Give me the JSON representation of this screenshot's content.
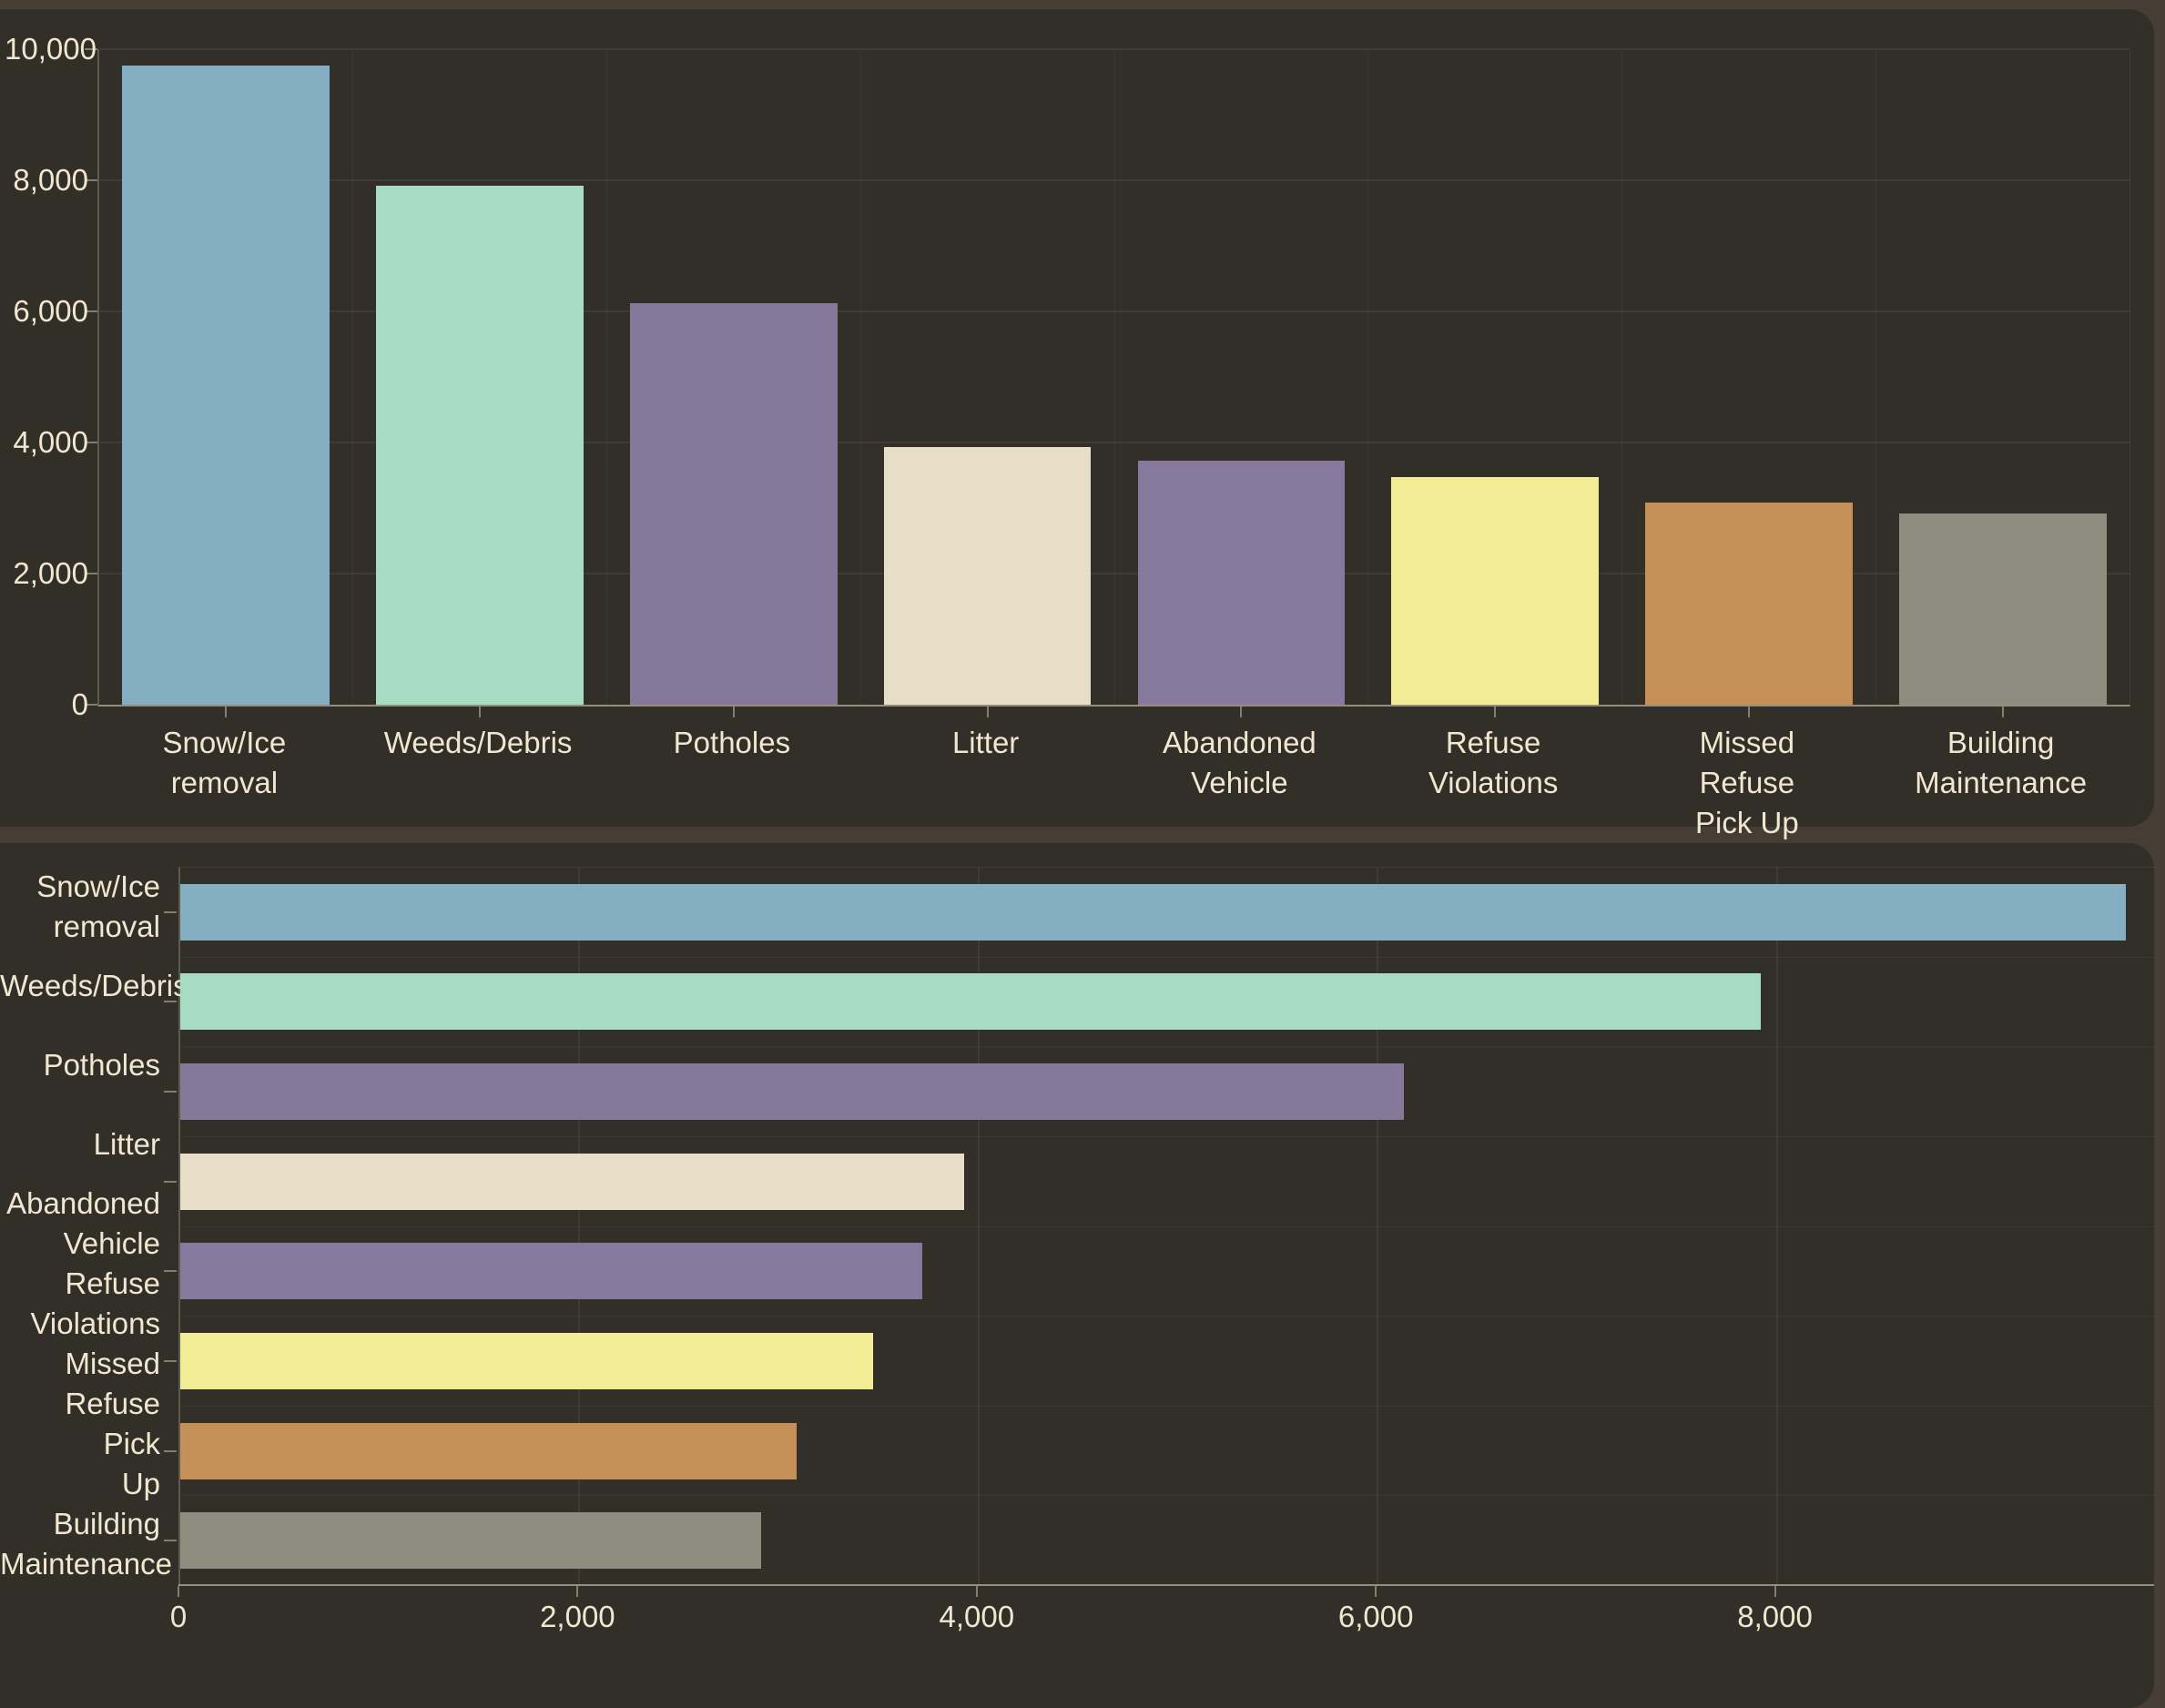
{
  "page": {
    "background": "#463e35",
    "card_background": "#322e28",
    "text_color": "#f1e7d1",
    "gridline_color": "#3d3831",
    "axis_color": "#8a8478"
  },
  "chart_data": [
    {
      "type": "bar",
      "orientation": "vertical",
      "title": "",
      "xlabel": "",
      "ylabel": "",
      "categories": [
        "Snow/Ice removal",
        "Weeds/Debris",
        "Potholes",
        "Litter",
        "Abandoned Vehicle",
        "Refuse Violations",
        "Missed Refuse Pick Up",
        "Building Maintenance"
      ],
      "category_label_lines": [
        [
          "Snow/Ice",
          "removal"
        ],
        [
          "Weeds/Debris"
        ],
        [
          "Potholes"
        ],
        [
          "Litter"
        ],
        [
          "Abandoned",
          "Vehicle"
        ],
        [
          "Refuse",
          "Violations"
        ],
        [
          "Missed",
          "Refuse",
          "Pick Up"
        ],
        [
          "Building",
          "Maintenance"
        ]
      ],
      "values": [
        9750,
        7920,
        6130,
        3930,
        3720,
        3470,
        3090,
        2910
      ],
      "colors": [
        "#84aec2",
        "#a6dcc3",
        "#867898",
        "#e8dec7",
        "#87799e",
        "#f3ec97",
        "#c49057",
        "#8e8e80"
      ],
      "ylim": [
        0,
        10000
      ],
      "yticks": [
        "0",
        "2,000",
        "4,000",
        "6,000",
        "8,000",
        "10,000"
      ],
      "ytick_values": [
        0,
        2000,
        4000,
        6000,
        8000,
        10000
      ],
      "grid": true,
      "legend": false
    },
    {
      "type": "bar",
      "orientation": "horizontal",
      "title": "",
      "xlabel": "",
      "ylabel": "",
      "categories": [
        "Snow/Ice removal",
        "Weeds/Debris",
        "Potholes",
        "Litter",
        "Abandoned Vehicle",
        "Refuse Violations",
        "Missed Refuse Pick Up",
        "Building Maintenance"
      ],
      "category_label_lines": [
        [
          "Snow/Ice",
          "removal"
        ],
        [
          "Weeds/Debris"
        ],
        [
          "Potholes"
        ],
        [
          "Litter"
        ],
        [
          "Abandoned",
          "Vehicle"
        ],
        [
          "Refuse",
          "Violations"
        ],
        [
          "Missed",
          "Refuse Pick",
          "Up"
        ],
        [
          "Building",
          "Maintenance"
        ]
      ],
      "values": [
        9750,
        7920,
        6130,
        3930,
        3720,
        3470,
        3090,
        2910
      ],
      "colors": [
        "#84aec2",
        "#a6dcc3",
        "#867898",
        "#e8dec7",
        "#87799e",
        "#f3ec97",
        "#c49057",
        "#8e8e80"
      ],
      "xlim": [
        0,
        9900
      ],
      "xticks": [
        "0",
        "2,000",
        "4,000",
        "6,000",
        "8,000"
      ],
      "xtick_values": [
        0,
        2000,
        4000,
        6000,
        8000
      ],
      "grid": true,
      "legend": false
    }
  ]
}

********************

[Stated exercise]:
Every record gets retyped exactly; no picture goes into the copy.

[Solution to the problem]:
Give me the JSON representation of this screenshot's content.
{
  "page": {
    "background": "#463e35",
    "card_background": "#322e28",
    "text_color": "#f1e7d1",
    "gridline_color": "#3d3831",
    "axis_color": "#8a8478"
  },
  "chart_data": [
    {
      "type": "bar",
      "orientation": "vertical",
      "title": "",
      "xlabel": "",
      "ylabel": "",
      "categories": [
        "Snow/Ice removal",
        "Weeds/Debris",
        "Potholes",
        "Litter",
        "Abandoned Vehicle",
        "Refuse Violations",
        "Missed Refuse Pick Up",
        "Building Maintenance"
      ],
      "category_label_lines": [
        [
          "Snow/Ice",
          "removal"
        ],
        [
          "Weeds/Debris"
        ],
        [
          "Potholes"
        ],
        [
          "Litter"
        ],
        [
          "Abandoned",
          "Vehicle"
        ],
        [
          "Refuse",
          "Violations"
        ],
        [
          "Missed",
          "Refuse",
          "Pick Up"
        ],
        [
          "Building",
          "Maintenance"
        ]
      ],
      "values": [
        9750,
        7920,
        6130,
        3930,
        3720,
        3470,
        3090,
        2910
      ],
      "colors": [
        "#84aec2",
        "#a6dcc3",
        "#867898",
        "#e8dec7",
        "#87799e",
        "#f3ec97",
        "#c49057",
        "#8e8e80"
      ],
      "ylim": [
        0,
        10000
      ],
      "yticks": [
        "0",
        "2,000",
        "4,000",
        "6,000",
        "8,000",
        "10,000"
      ],
      "ytick_values": [
        0,
        2000,
        4000,
        6000,
        8000,
        10000
      ],
      "grid": true,
      "legend": false
    },
    {
      "type": "bar",
      "orientation": "horizontal",
      "title": "",
      "xlabel": "",
      "ylabel": "",
      "categories": [
        "Snow/Ice removal",
        "Weeds/Debris",
        "Potholes",
        "Litter",
        "Abandoned Vehicle",
        "Refuse Violations",
        "Missed Refuse Pick Up",
        "Building Maintenance"
      ],
      "category_label_lines": [
        [
          "Snow/Ice",
          "removal"
        ],
        [
          "Weeds/Debris"
        ],
        [
          "Potholes"
        ],
        [
          "Litter"
        ],
        [
          "Abandoned",
          "Vehicle"
        ],
        [
          "Refuse",
          "Violations"
        ],
        [
          "Missed",
          "Refuse Pick",
          "Up"
        ],
        [
          "Building",
          "Maintenance"
        ]
      ],
      "values": [
        9750,
        7920,
        6130,
        3930,
        3720,
        3470,
        3090,
        2910
      ],
      "colors": [
        "#84aec2",
        "#a6dcc3",
        "#867898",
        "#e8dec7",
        "#87799e",
        "#f3ec97",
        "#c49057",
        "#8e8e80"
      ],
      "xlim": [
        0,
        9900
      ],
      "xticks": [
        "0",
        "2,000",
        "4,000",
        "6,000",
        "8,000"
      ],
      "xtick_values": [
        0,
        2000,
        4000,
        6000,
        8000
      ],
      "grid": true,
      "legend": false
    }
  ]
}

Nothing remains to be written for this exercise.